> Goal of the exercise:
Transcribe the material below exactly as it appears.

## start

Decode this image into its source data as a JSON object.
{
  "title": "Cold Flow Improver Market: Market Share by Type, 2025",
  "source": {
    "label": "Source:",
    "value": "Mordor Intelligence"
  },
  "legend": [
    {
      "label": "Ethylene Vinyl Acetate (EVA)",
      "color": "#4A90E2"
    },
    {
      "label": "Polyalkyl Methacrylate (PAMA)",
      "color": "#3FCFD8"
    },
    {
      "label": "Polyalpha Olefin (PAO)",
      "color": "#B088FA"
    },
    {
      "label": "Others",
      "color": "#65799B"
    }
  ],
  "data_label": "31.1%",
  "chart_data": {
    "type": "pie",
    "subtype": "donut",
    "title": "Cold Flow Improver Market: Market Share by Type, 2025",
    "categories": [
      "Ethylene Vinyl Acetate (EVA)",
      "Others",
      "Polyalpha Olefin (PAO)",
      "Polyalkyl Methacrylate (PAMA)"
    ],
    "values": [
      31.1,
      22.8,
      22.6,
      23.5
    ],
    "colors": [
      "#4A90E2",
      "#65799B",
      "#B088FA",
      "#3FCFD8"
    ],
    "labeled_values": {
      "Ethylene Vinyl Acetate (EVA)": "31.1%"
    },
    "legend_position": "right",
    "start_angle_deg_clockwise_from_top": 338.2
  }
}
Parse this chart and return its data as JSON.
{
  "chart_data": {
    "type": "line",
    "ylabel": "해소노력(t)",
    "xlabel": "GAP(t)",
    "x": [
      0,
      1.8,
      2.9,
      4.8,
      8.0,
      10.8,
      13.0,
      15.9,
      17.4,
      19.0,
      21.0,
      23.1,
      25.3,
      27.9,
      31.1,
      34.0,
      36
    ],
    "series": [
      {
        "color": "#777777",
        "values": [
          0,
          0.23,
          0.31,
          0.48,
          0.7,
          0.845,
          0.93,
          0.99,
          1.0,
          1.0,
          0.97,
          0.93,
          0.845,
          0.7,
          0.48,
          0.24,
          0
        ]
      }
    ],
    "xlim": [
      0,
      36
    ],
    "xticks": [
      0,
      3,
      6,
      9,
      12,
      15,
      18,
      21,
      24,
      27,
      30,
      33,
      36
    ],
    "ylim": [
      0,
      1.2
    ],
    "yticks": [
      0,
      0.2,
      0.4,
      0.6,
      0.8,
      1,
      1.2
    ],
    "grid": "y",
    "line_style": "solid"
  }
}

## end

> Output for this task:
Decode this image into its source data as a JSON object.
{
  "title": "Cold Flow Improver Market: Market Share by Type, 2025",
  "source": {
    "label": "Source:",
    "value": "Mordor Intelligence"
  },
  "legend": [
    {
      "label": "Ethylene Vinyl Acetate (EVA)",
      "color": "#4A90E2"
    },
    {
      "label": "Polyalkyl Methacrylate (PAMA)",
      "color": "#3FCFD8"
    },
    {
      "label": "Polyalpha Olefin (PAO)",
      "color": "#B088FA"
    },
    {
      "label": "Others",
      "color": "#65799B"
    }
  ],
  "data_label": "31.1%",
  "chart_data": {
    "type": "pie",
    "subtype": "donut",
    "title": "Cold Flow Improver Market: Market Share by Type, 2025",
    "categories": [
      "Ethylene Vinyl Acetate (EVA)",
      "Others",
      "Polyalpha Olefin (PAO)",
      "Polyalkyl Methacrylate (PAMA)"
    ],
    "values": [
      31.1,
      22.8,
      22.6,
      23.5
    ],
    "colors": [
      "#4A90E2",
      "#65799B",
      "#B088FA",
      "#3FCFD8"
    ],
    "labeled_values": {
      "Ethylene Vinyl Acetate (EVA)": "31.1%"
    },
    "legend_position": "right",
    "start_angle_deg_clockwise_from_top": 338.2
  }
}
Parse this chart and return its data as JSON.
{
  "chart_data": {
    "type": "line",
    "ylabel": "해소노력(t)",
    "xlabel": "GAP(t)",
    "x": [
      0,
      1.8,
      2.9,
      4.8,
      8.0,
      10.8,
      13.0,
      15.9,
      17.4,
      19.0,
      21.0,
      23.1,
      25.3,
      27.9,
      31.1,
      34.0,
      36
    ],
    "series": [
      {
        "color": "#777777",
        "values": [
          0,
          0.23,
          0.31,
          0.48,
          0.7,
          0.845,
          0.93,
          0.99,
          1.0,
          1.0,
          0.97,
          0.93,
          0.845,
          0.7,
          0.48,
          0.24,
          0
        ]
      }
    ],
    "xlim": [
      0,
      36
    ],
    "xticks": [
      0,
      3,
      6,
      9,
      12,
      15,
      18,
      21,
      24,
      27,
      30,
      33,
      36
    ],
    "ylim": [
      0,
      1.2
    ],
    "yticks": [
      0,
      0.2,
      0.4,
      0.6,
      0.8,
      1,
      1.2
    ],
    "grid": "y",
    "line_style": "solid"
  }
}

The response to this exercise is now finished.